Start of Materials provided

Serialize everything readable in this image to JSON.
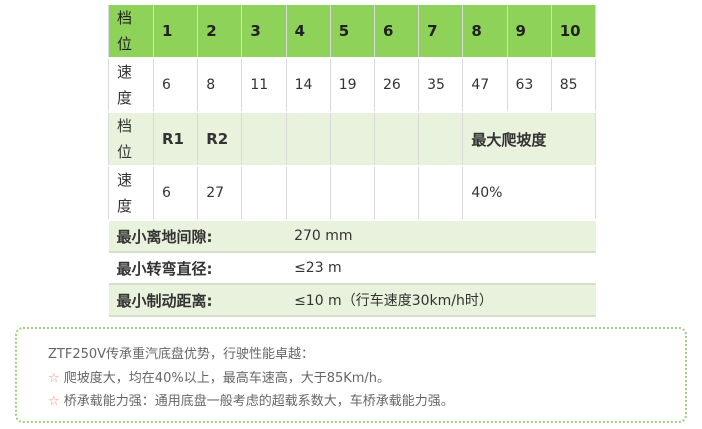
{
  "table": {
    "gear_label": "档位",
    "speed_label": "速度",
    "forward_gears": [
      "1",
      "2",
      "3",
      "4",
      "5",
      "6",
      "7",
      "8",
      "9",
      "10"
    ],
    "forward_speeds": [
      "6",
      "8",
      "11",
      "14",
      "19",
      "26",
      "35",
      "47",
      "63",
      "85"
    ],
    "reverse_gears": [
      "R1",
      "R2"
    ],
    "reverse_speeds": [
      "6",
      "27"
    ],
    "max_grade_label": "最大爬坡度",
    "max_grade_value": "40%",
    "specs": [
      {
        "label": "最小离地间隙:",
        "value": "270 mm"
      },
      {
        "label": "最小转弯直径:",
        "value": "≤23 m"
      },
      {
        "label": "最小制动距离:",
        "value": "≤10 m（行车速度30km/h时）"
      }
    ]
  },
  "notes": {
    "title": "ZTF250V传承重汽底盘优势，行驶性能卓越：",
    "star": "☆",
    "items": [
      "爬坡度大，均在40%以上，最高车速高，大于85Km/h。",
      "桥承载能力强：通用底盘一般考虑的超载系数大，车桥承载能力强。"
    ]
  },
  "colors": {
    "header_green": "#8fd25a",
    "light_green": "#e8f2dc",
    "border_green": "#9fcf7f"
  }
}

End of Materials provided

Directions: Copy every line of the data exactly as written, excluding the pictures.

Task solution:
Serialize everything readable in this image to JSON.
{
  "table": {
    "gear_label": "档位",
    "speed_label": "速度",
    "forward_gears": [
      "1",
      "2",
      "3",
      "4",
      "5",
      "6",
      "7",
      "8",
      "9",
      "10"
    ],
    "forward_speeds": [
      "6",
      "8",
      "11",
      "14",
      "19",
      "26",
      "35",
      "47",
      "63",
      "85"
    ],
    "reverse_gears": [
      "R1",
      "R2"
    ],
    "reverse_speeds": [
      "6",
      "27"
    ],
    "max_grade_label": "最大爬坡度",
    "max_grade_value": "40%",
    "specs": [
      {
        "label": "最小离地间隙:",
        "value": "270 mm"
      },
      {
        "label": "最小转弯直径:",
        "value": "≤23 m"
      },
      {
        "label": "最小制动距离:",
        "value": "≤10 m（行车速度30km/h时）"
      }
    ]
  },
  "notes": {
    "title": "ZTF250V传承重汽底盘优势，行驶性能卓越：",
    "star": "☆",
    "items": [
      "爬坡度大，均在40%以上，最高车速高，大于85Km/h。",
      "桥承载能力强：通用底盘一般考虑的超载系数大，车桥承载能力强。"
    ]
  },
  "colors": {
    "header_green": "#8fd25a",
    "light_green": "#e8f2dc",
    "border_green": "#9fcf7f"
  }
}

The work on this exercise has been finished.